◆ Exercise description: Scan the following material for the string "photo" and copy each line in which it appears.

——

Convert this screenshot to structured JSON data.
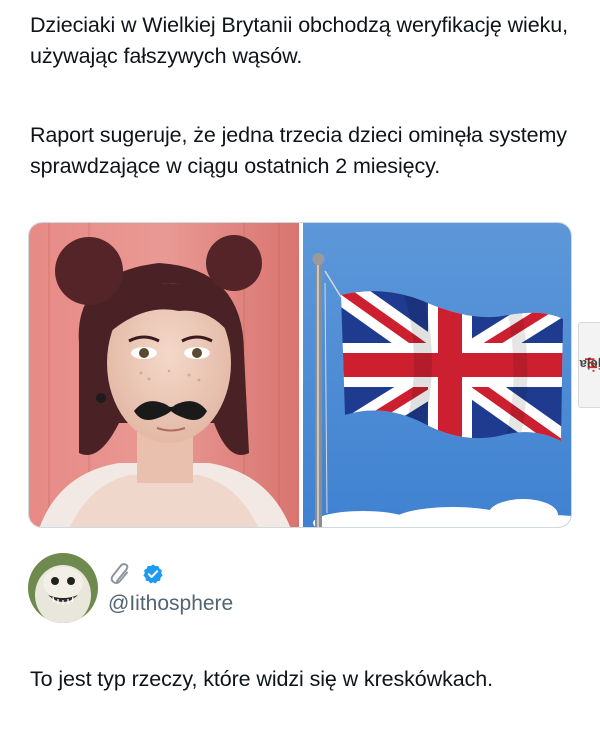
{
  "post": {
    "paragraph_1": "Dzieciaki w Wielkiej Brytanii obchodzą weryfikację wieku, używając fałszywych wąsów.",
    "paragraph_2": "Raport sugeruje, że jedna trzecia dzieci ominęła systemy sprawdzające w ciągu ostatnich 2 miesięcy."
  },
  "media": {
    "left_image": "girl-with-fake-mustache-photo",
    "right_image": "union-jack-flag-photo"
  },
  "watermark": {
    "brand": "jeja",
    "suffix": ".pl"
  },
  "reply": {
    "handle": "@Iithosphere",
    "text": "To jest typ rzeczy, które widzi się w kreskówkach.",
    "icons": [
      "paperclip-icon",
      "verified-badge-icon"
    ],
    "verified_color": "#1d9bf0"
  },
  "colors": {
    "text": "#0f1419",
    "secondary_text": "#536471",
    "accent": "#1d9bf0"
  }
}
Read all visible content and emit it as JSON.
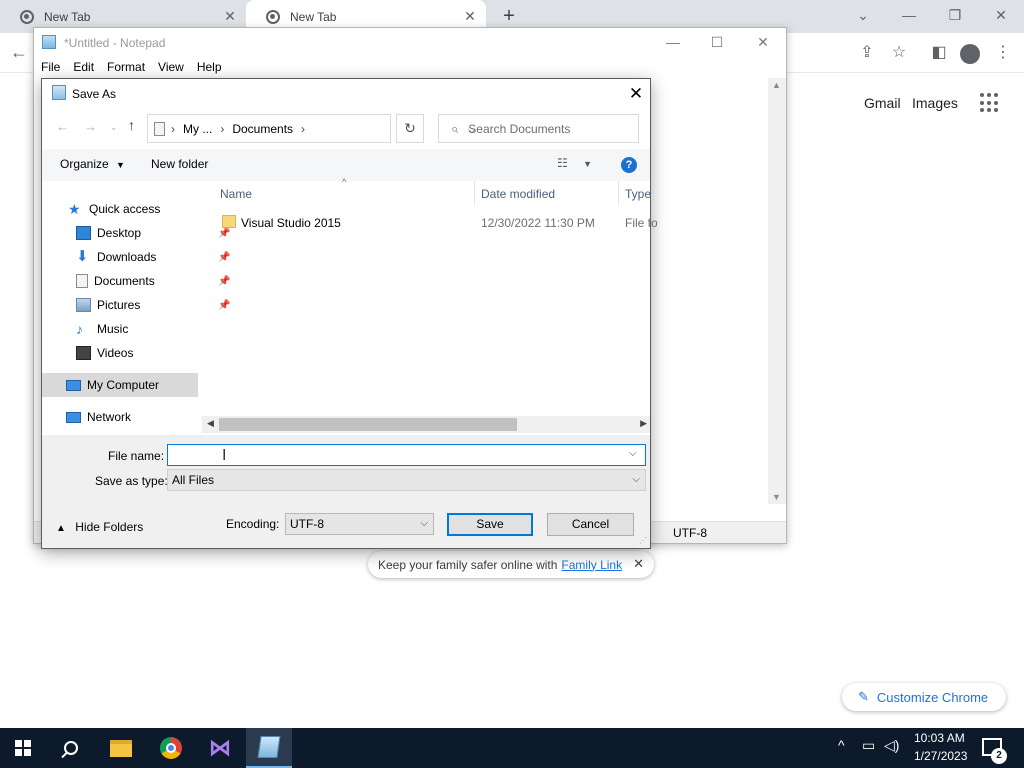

——

◆ The completed task:
    "left_image": "girl-with-fake-mustache-photo",
    "right_image": "union-jack-flag-photo"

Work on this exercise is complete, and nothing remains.